Direction
Return every line of the data below verbatim, omitting the picture.

Task inputs
☆ ☆ ☆ ☆
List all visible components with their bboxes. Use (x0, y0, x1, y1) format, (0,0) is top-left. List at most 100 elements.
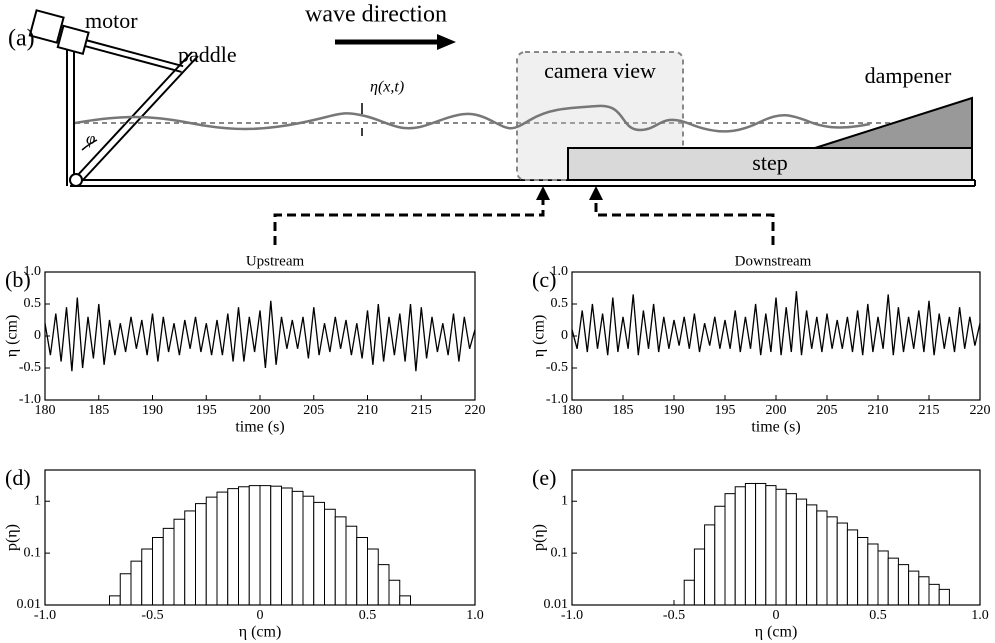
x-tick-label: 0.5 (359, 608, 377, 623)
pivot (69, 173, 83, 187)
y-tick-label: 0.5 (24, 296, 42, 311)
histogram-bar (270, 485, 282, 606)
data-line (44, 297, 476, 372)
histogram-bar (162, 527, 175, 606)
motor (28, 9, 184, 73)
eta-label: η(x,t) (370, 79, 404, 96)
y-tick-label: 0 (34, 328, 41, 343)
histogram-bar (345, 525, 358, 606)
x-tick-label: 215 (411, 403, 432, 418)
x-tick-label: 210 (868, 403, 889, 418)
camera-view-label: camera view (544, 58, 656, 83)
x-tick-label: 0 (257, 608, 264, 623)
histogram-bar (938, 588, 950, 606)
histogram-bar (216, 491, 229, 606)
arrow-head (536, 186, 550, 200)
paddle (75, 51, 193, 178)
paddle-label: paddle (178, 42, 237, 67)
histogram-bar (765, 485, 777, 606)
y-tick-label: 0.01 (17, 597, 42, 612)
paddle (81, 55, 199, 182)
x-tick-label: 220 (970, 403, 991, 418)
x-tick-label: -0.5 (141, 608, 163, 623)
histogram-bar (281, 487, 293, 606)
histogram-bar (302, 495, 315, 606)
histogram-bar (119, 573, 132, 606)
histogram-bar (775, 488, 787, 606)
y-tick-label: 1 (34, 493, 41, 508)
x-tick-label: 200 (766, 403, 787, 418)
histogram-bar (399, 595, 411, 606)
step-label: step (752, 150, 787, 175)
histogram-bar (877, 550, 889, 606)
histogram-bar (356, 537, 368, 606)
histogram-bar (313, 501, 325, 606)
x-tick-label: 190 (142, 403, 163, 418)
y-tick-label: -1.0 (19, 392, 41, 407)
x-tick-label: 195 (715, 403, 736, 418)
y-tick-label: -0.5 (19, 360, 41, 375)
y-tick-label: 0.01 (544, 597, 569, 612)
plot-frame (44, 271, 476, 401)
histogram-bar (785, 493, 797, 606)
x-tick-label: 0 (773, 608, 780, 623)
x-tick-label: 0.5 (869, 608, 887, 623)
histogram-bar (173, 518, 186, 606)
x-tick-label: -1.0 (34, 608, 56, 623)
y-tick-label: 0.1 (24, 545, 42, 560)
x-tick-label: 220 (465, 403, 486, 418)
y-axis-label: p(η) (531, 524, 548, 551)
histogram-bar (795, 498, 808, 606)
histogram-bar (887, 557, 899, 606)
y-tick-label: -0.5 (546, 360, 568, 375)
histogram-bar (152, 537, 164, 606)
histogram-bar (259, 485, 272, 606)
x-tick-label: 1.0 (466, 608, 484, 623)
histogram-bar (248, 485, 261, 606)
histogram-bar (897, 564, 910, 606)
plot-frame (571, 271, 981, 401)
histogram-bar (291, 490, 304, 606)
step (567, 147, 973, 181)
histogram-bar (683, 579, 695, 606)
wave (74, 104, 871, 133)
x-tick-label: -0.5 (663, 608, 685, 623)
y-tick-label: 1.0 (551, 264, 569, 279)
histogram-bar (109, 595, 121, 606)
histogram-bar (755, 482, 767, 606)
histogram-bar (734, 486, 746, 606)
x-tick-label: 1.0 (971, 608, 989, 623)
y-axis-label: p(η) (4, 524, 21, 551)
y-tick-label: 0.5 (551, 296, 569, 311)
histogram-bar (908, 570, 920, 606)
histogram-bar (928, 583, 940, 606)
x-tick-label: 185 (613, 403, 634, 418)
phi-label: φ (86, 129, 95, 148)
panel-label: (d) (5, 465, 31, 490)
histogram-bar (238, 486, 250, 606)
x-tick-label: 180 (562, 403, 583, 418)
arrow-head (589, 186, 603, 200)
x-tick-label: 180 (35, 403, 56, 418)
histogram-bar (324, 508, 336, 606)
y-axis-label: η (cm) (4, 315, 21, 358)
y-tick-label: 0.1 (551, 545, 569, 560)
y-tick-label: -1.0 (546, 392, 568, 407)
x-tick-label: 190 (664, 403, 685, 418)
dampener (814, 96, 973, 149)
histogram-bar (857, 537, 869, 606)
histogram-bar (334, 516, 347, 606)
histogram-bar (367, 548, 379, 606)
x-axis-label: time (s) (751, 419, 800, 436)
histogram-bar (227, 488, 239, 606)
x-tick-label: 200 (250, 403, 271, 418)
x-tick-label: 185 (88, 403, 109, 418)
panel-label: (e) (532, 465, 556, 490)
x-tick-label: 205 (303, 403, 324, 418)
histogram-bar (806, 504, 818, 606)
panel-label: (c) (532, 267, 556, 292)
histogram-bar (836, 522, 848, 606)
x-tick-label: 215 (919, 403, 940, 418)
motor-label: motor (85, 8, 138, 33)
☆ ☆ ☆ ☆
Output for this exercise
List all visible components with their bboxes. Use (x0, y0, x1, y1) format, (0,0) is top-left. List at most 100 elements.
x-tick-label: 0.5 (359, 608, 377, 623)
pivot (69, 173, 83, 187)
y-tick-label: 0.5 (24, 296, 42, 311)
histogram-bar (270, 485, 282, 606)
data-line (44, 297, 476, 372)
histogram-bar (162, 527, 175, 606)
motor (28, 9, 184, 73)
eta-label: η(x,t) (370, 79, 404, 96)
y-tick-label: 0 (34, 328, 41, 343)
histogram-bar (345, 525, 358, 606)
x-tick-label: 215 (411, 403, 432, 418)
x-tick-label: 210 (868, 403, 889, 418)
camera-view-label: camera view (544, 58, 656, 83)
x-tick-label: 0 (257, 608, 264, 623)
histogram-bar (938, 588, 950, 606)
histogram-bar (216, 491, 229, 606)
arrow-head (536, 186, 550, 200)
paddle (75, 51, 193, 178)
paddle-label: paddle (178, 42, 237, 67)
histogram-bar (765, 485, 777, 606)
y-tick-label: 0.01 (17, 597, 42, 612)
paddle (81, 55, 199, 182)
x-tick-label: 220 (970, 403, 991, 418)
x-tick-label: -0.5 (141, 608, 163, 623)
histogram-bar (281, 487, 293, 606)
histogram-bar (302, 495, 315, 606)
histogram-bar (119, 573, 132, 606)
histogram-bar (775, 488, 787, 606)
y-tick-label: 1 (34, 493, 41, 508)
x-tick-label: 200 (766, 403, 787, 418)
histogram-bar (399, 595, 411, 606)
step-label: step (752, 150, 787, 175)
histogram-bar (877, 550, 889, 606)
histogram-bar (356, 537, 368, 606)
histogram-bar (313, 501, 325, 606)
x-tick-label: 190 (142, 403, 163, 418)
y-tick-label: -1.0 (19, 392, 41, 407)
x-tick-label: 195 (715, 403, 736, 418)
y-tick-label: -0.5 (19, 360, 41, 375)
y-tick-label: 0.01 (544, 597, 569, 612)
plot-frame (44, 271, 476, 401)
histogram-bar (785, 493, 797, 606)
x-tick-label: 0 (773, 608, 780, 623)
x-tick-label: 0.5 (869, 608, 887, 623)
histogram-bar (173, 518, 186, 606)
x-tick-label: -1.0 (34, 608, 56, 623)
y-tick-label: 0.1 (24, 545, 42, 560)
x-tick-label: 220 (465, 403, 486, 418)
y-axis-label: p(η) (531, 524, 548, 551)
histogram-bar (795, 498, 808, 606)
histogram-bar (887, 557, 899, 606)
y-tick-label: -0.5 (546, 360, 568, 375)
histogram-bar (152, 537, 164, 606)
histogram-bar (259, 485, 272, 606)
x-tick-label: 1.0 (466, 608, 484, 623)
histogram-bar (248, 485, 261, 606)
histogram-bar (897, 564, 910, 606)
plot-frame (571, 271, 981, 401)
histogram-bar (291, 490, 304, 606)
step (567, 147, 973, 181)
histogram-bar (683, 579, 695, 606)
wave (74, 104, 871, 133)
x-tick-label: -0.5 (663, 608, 685, 623)
y-tick-label: 1.0 (551, 264, 569, 279)
histogram-bar (109, 595, 121, 606)
histogram-bar (755, 482, 767, 606)
histogram-bar (734, 486, 746, 606)
x-tick-label: 1.0 (971, 608, 989, 623)
y-axis-label: p(η) (4, 524, 21, 551)
y-tick-label: 0.5 (551, 296, 569, 311)
histogram-bar (908, 570, 920, 606)
histogram-bar (928, 583, 940, 606)
x-tick-label: 185 (613, 403, 634, 418)
phi-label: φ (86, 129, 95, 148)
panel-label: (d) (5, 465, 31, 490)
histogram-bar (238, 486, 250, 606)
x-tick-label: 180 (562, 403, 583, 418)
arrow-head (589, 186, 603, 200)
x-tick-label: 180 (35, 403, 56, 418)
histogram-bar (324, 508, 336, 606)
y-axis-label: η (cm) (4, 315, 21, 358)
y-tick-label: 0.1 (551, 545, 569, 560)
y-tick-label: -1.0 (546, 392, 568, 407)
x-tick-label: 190 (664, 403, 685, 418)
dampener (814, 96, 973, 149)
histogram-bar (857, 537, 869, 606)
histogram-bar (334, 516, 347, 606)
histogram-bar (367, 548, 379, 606)
x-axis-label: time (s) (751, 419, 800, 436)
histogram-bar (227, 488, 239, 606)
x-tick-label: 200 (250, 403, 271, 418)
x-tick-label: 185 (88, 403, 109, 418)
panel-label: (e) (532, 465, 556, 490)
x-tick-label: 205 (303, 403, 324, 418)
histogram-bar (806, 504, 818, 606)
panel-label: (c) (532, 267, 556, 292)
histogram-bar (836, 522, 848, 606)
x-tick-label: 215 (919, 403, 940, 418)
motor-label: motor (85, 8, 138, 33)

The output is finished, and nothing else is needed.